>> begin DOCUMENT EXTRACT

Gift Deed (Property)
A gift deed is a legal instrument by which an owner voluntarily transfers immovable property to another person without monetary consideration. To be valid in India, it must be in writing, attested by two witnesses, and registered under Section 17 of the Registration Act 1908.
What is a Gift Deed?
A gift deed is a written legal document under Section 122 of the Transfer of Property Act 1882 that allows an existing owner (the donor) to transfer ownership of immovable property to another person (the donee) without any payment or consideration. Unlike a sale deed, no money changes hands — the transfer is made out of natural love, affection, or goodwill.
For the gift to be legally enforceable, the donee must accept the gift during the donor's lifetime and while the donor is still capable of giving. Once a gift deed is registered and accepted, it is generally irrevocable except on grounds explicitly mentioned in Section 126 of the Transfer of Property Act (such as fraud, coercion, or a pre-agreed revocation clause).
Why it matters for property buyers
If you are buying a resale flat or plot whose current owner acquired it through a gift deed, the gift-deed chain becomes part of your title diligence. Three risks must be checked:
- Validity of the donor's title at the time of gift — a gift cannot transfer rights the donor did not have.
- Acceptance of the gift — if the donee never took possession or signed acceptance, the gift can be challenged decades later by the donor's heirs.

>> end DOCUMENT EXTRACT
>> begin INFORMATION SHOWN

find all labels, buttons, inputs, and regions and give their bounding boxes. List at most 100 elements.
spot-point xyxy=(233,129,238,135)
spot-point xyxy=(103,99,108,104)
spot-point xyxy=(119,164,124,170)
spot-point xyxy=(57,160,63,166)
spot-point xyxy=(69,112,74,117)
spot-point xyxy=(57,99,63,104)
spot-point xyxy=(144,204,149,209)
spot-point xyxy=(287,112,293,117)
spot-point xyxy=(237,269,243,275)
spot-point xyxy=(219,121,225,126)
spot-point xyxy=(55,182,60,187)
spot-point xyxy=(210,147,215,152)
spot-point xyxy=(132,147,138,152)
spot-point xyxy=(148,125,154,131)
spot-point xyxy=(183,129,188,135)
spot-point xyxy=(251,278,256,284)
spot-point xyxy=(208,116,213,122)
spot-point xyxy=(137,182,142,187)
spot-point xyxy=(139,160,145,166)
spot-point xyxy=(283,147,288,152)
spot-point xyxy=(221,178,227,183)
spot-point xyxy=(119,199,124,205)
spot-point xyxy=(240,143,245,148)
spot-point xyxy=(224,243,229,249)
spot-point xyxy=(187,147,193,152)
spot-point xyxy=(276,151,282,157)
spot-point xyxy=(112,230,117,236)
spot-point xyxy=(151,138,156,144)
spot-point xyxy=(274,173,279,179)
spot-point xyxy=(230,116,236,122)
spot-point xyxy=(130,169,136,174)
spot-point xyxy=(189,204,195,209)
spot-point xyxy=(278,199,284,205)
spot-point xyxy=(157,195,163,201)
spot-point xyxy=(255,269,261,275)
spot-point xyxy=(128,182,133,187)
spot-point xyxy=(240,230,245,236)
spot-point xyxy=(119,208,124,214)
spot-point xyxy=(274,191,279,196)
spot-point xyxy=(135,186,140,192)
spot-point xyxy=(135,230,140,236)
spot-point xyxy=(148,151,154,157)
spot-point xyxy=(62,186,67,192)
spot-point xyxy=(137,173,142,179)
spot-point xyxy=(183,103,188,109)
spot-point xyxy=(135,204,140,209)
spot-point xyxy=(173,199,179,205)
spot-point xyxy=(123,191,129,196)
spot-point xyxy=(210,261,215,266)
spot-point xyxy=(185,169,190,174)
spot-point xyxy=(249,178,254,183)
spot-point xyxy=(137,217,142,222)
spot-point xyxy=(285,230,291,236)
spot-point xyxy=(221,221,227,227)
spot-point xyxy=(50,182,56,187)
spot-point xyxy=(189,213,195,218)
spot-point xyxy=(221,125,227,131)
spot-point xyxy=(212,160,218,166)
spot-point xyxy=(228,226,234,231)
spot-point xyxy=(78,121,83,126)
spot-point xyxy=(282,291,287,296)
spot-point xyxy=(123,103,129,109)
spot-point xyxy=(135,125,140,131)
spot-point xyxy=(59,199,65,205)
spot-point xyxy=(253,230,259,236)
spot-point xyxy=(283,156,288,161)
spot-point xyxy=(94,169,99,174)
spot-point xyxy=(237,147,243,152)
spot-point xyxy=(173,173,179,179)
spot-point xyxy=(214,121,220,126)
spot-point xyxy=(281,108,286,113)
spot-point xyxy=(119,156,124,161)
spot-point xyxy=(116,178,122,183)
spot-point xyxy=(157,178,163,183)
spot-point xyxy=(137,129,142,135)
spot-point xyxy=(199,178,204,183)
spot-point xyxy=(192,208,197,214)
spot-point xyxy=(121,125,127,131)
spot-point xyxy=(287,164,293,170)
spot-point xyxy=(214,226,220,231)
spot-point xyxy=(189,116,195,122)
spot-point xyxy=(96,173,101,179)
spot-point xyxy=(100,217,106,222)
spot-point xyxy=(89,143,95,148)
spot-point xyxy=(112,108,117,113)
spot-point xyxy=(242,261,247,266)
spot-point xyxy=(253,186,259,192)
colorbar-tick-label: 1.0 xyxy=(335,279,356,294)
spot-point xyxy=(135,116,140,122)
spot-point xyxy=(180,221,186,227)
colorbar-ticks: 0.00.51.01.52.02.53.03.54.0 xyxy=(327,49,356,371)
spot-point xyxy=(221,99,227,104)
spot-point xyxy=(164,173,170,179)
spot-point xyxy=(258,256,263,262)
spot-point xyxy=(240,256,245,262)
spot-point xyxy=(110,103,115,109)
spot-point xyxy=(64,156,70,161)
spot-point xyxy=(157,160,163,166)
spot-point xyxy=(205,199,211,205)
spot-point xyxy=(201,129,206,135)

>> end INFORMATION SHOWN

## [WORK INSTRUCTIONS]
**a.** According to the gift deed explainer, under which section of the Registration Act 1908 must a gift deed be registered to be valid in India?
**b.** Write what comes next in the gift deed explainer, picking up right after its final line.

## [ANSWERS FOR THE TASKS]
**a.** Section 17.

**b.**
- Conditional or revocable gifts — some gift deeds carry a condition (e.g., "donee must maintain the donor for life"). Breach can void the gift retroactively.
Many Indian property disputes — especially intra-family — stem from improperly executed gift deeds. Always demand the original registered gift deed and the donor's prior title chain.
How to verify or calculate it
- Pull the registered deed from the sub-registrar's office (SRO) where it was registered. In Karnataka use Kaveri 2.0; in Maharashtra use IGR Maharashtra e-Search; in Tamil Nadu use TNREGINET.
- Verify stamp duty paid — gift deeds attract reduced stamp duty for blood relatives (e.g., Maharashtra charges ₹200 + 1% LBT for parent-to-child gifts; non-relatives pay full 5%–7%). Under-stamped deeds can be impounded.
- Check the Encumbrance Certificate (EC) for the period covering the gift to confirm the transfer is reflected in the public record.
- Match the property description on the deed (survey number, boundaries, area) with the current khata or property card.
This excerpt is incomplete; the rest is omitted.